(Lines of data)
◆ ◆ ◆

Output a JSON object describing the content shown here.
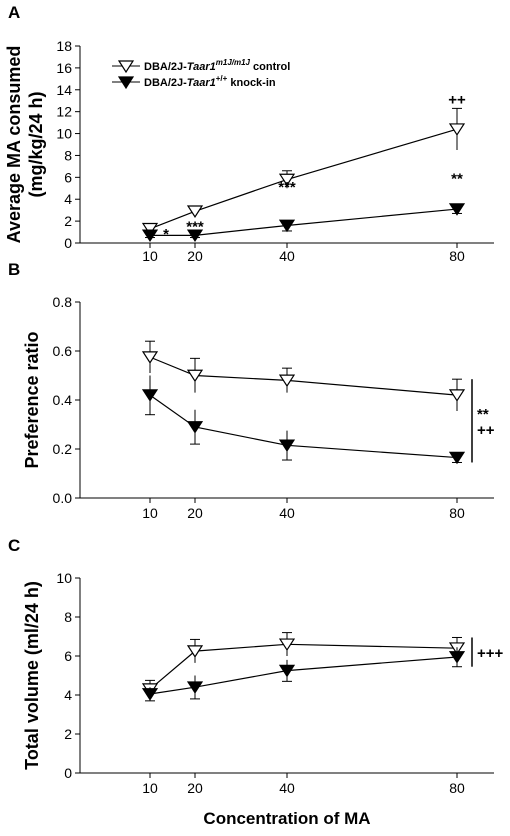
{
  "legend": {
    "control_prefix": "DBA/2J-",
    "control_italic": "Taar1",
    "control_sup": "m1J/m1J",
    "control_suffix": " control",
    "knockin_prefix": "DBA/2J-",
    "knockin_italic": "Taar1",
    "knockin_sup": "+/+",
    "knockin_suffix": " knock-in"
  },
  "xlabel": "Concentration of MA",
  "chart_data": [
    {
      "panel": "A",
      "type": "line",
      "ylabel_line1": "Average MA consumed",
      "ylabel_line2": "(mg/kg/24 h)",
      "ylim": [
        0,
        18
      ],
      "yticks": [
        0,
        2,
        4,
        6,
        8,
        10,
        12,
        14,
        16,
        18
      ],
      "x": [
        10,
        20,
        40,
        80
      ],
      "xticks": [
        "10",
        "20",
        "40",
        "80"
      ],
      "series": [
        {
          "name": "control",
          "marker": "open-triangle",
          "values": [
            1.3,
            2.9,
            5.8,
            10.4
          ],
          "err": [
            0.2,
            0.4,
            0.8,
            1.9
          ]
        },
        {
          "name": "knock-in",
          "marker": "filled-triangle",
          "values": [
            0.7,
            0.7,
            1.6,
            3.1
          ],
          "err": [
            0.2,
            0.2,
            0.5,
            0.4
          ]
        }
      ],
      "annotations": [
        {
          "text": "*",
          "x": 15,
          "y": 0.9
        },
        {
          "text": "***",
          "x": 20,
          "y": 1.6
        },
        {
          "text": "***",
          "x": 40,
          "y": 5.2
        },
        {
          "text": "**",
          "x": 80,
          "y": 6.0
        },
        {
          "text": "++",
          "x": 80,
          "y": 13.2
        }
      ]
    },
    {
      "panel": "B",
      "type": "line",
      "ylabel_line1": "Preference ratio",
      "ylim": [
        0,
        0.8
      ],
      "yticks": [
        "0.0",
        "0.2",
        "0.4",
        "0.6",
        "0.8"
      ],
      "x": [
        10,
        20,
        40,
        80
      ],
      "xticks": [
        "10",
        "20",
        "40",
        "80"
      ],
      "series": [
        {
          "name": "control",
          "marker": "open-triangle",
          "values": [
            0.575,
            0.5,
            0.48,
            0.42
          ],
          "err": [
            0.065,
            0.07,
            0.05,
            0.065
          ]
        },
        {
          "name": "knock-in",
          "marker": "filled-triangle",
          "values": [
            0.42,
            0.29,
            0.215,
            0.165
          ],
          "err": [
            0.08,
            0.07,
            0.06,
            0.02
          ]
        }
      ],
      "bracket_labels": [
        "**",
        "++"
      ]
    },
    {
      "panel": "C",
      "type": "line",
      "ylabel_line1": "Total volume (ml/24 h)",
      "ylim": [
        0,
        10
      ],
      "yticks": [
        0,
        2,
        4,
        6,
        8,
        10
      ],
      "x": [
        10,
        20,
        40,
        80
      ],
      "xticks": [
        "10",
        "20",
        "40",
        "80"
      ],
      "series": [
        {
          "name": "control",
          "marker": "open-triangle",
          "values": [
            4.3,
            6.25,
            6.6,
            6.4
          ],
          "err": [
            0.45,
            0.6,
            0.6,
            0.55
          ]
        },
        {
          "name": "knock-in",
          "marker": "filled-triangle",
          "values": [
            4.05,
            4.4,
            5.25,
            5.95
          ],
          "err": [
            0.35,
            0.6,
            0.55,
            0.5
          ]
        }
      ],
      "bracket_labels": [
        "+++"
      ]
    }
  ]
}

◆ ◆ ◆

| Exercise goal |
Write out the records above once more, word for word, with no pictures.

| Answer |
Output a JSON object describing the content shown here.
{
  "legend": {
    "control_prefix": "DBA/2J-",
    "control_italic": "Taar1",
    "control_sup": "m1J/m1J",
    "control_suffix": " control",
    "knockin_prefix": "DBA/2J-",
    "knockin_italic": "Taar1",
    "knockin_sup": "+/+",
    "knockin_suffix": " knock-in"
  },
  "xlabel": "Concentration of MA",
  "chart_data": [
    {
      "panel": "A",
      "type": "line",
      "ylabel_line1": "Average MA consumed",
      "ylabel_line2": "(mg/kg/24 h)",
      "ylim": [
        0,
        18
      ],
      "yticks": [
        0,
        2,
        4,
        6,
        8,
        10,
        12,
        14,
        16,
        18
      ],
      "x": [
        10,
        20,
        40,
        80
      ],
      "xticks": [
        "10",
        "20",
        "40",
        "80"
      ],
      "series": [
        {
          "name": "control",
          "marker": "open-triangle",
          "values": [
            1.3,
            2.9,
            5.8,
            10.4
          ],
          "err": [
            0.2,
            0.4,
            0.8,
            1.9
          ]
        },
        {
          "name": "knock-in",
          "marker": "filled-triangle",
          "values": [
            0.7,
            0.7,
            1.6,
            3.1
          ],
          "err": [
            0.2,
            0.2,
            0.5,
            0.4
          ]
        }
      ],
      "annotations": [
        {
          "text": "*",
          "x": 15,
          "y": 0.9
        },
        {
          "text": "***",
          "x": 20,
          "y": 1.6
        },
        {
          "text": "***",
          "x": 40,
          "y": 5.2
        },
        {
          "text": "**",
          "x": 80,
          "y": 6.0
        },
        {
          "text": "++",
          "x": 80,
          "y": 13.2
        }
      ]
    },
    {
      "panel": "B",
      "type": "line",
      "ylabel_line1": "Preference ratio",
      "ylim": [
        0,
        0.8
      ],
      "yticks": [
        "0.0",
        "0.2",
        "0.4",
        "0.6",
        "0.8"
      ],
      "x": [
        10,
        20,
        40,
        80
      ],
      "xticks": [
        "10",
        "20",
        "40",
        "80"
      ],
      "series": [
        {
          "name": "control",
          "marker": "open-triangle",
          "values": [
            0.575,
            0.5,
            0.48,
            0.42
          ],
          "err": [
            0.065,
            0.07,
            0.05,
            0.065
          ]
        },
        {
          "name": "knock-in",
          "marker": "filled-triangle",
          "values": [
            0.42,
            0.29,
            0.215,
            0.165
          ],
          "err": [
            0.08,
            0.07,
            0.06,
            0.02
          ]
        }
      ],
      "bracket_labels": [
        "**",
        "++"
      ]
    },
    {
      "panel": "C",
      "type": "line",
      "ylabel_line1": "Total volume (ml/24 h)",
      "ylim": [
        0,
        10
      ],
      "yticks": [
        0,
        2,
        4,
        6,
        8,
        10
      ],
      "x": [
        10,
        20,
        40,
        80
      ],
      "xticks": [
        "10",
        "20",
        "40",
        "80"
      ],
      "series": [
        {
          "name": "control",
          "marker": "open-triangle",
          "values": [
            4.3,
            6.25,
            6.6,
            6.4
          ],
          "err": [
            0.45,
            0.6,
            0.6,
            0.55
          ]
        },
        {
          "name": "knock-in",
          "marker": "filled-triangle",
          "values": [
            4.05,
            4.4,
            5.25,
            5.95
          ],
          "err": [
            0.35,
            0.6,
            0.55,
            0.5
          ]
        }
      ],
      "bracket_labels": [
        "+++"
      ]
    }
  ]
}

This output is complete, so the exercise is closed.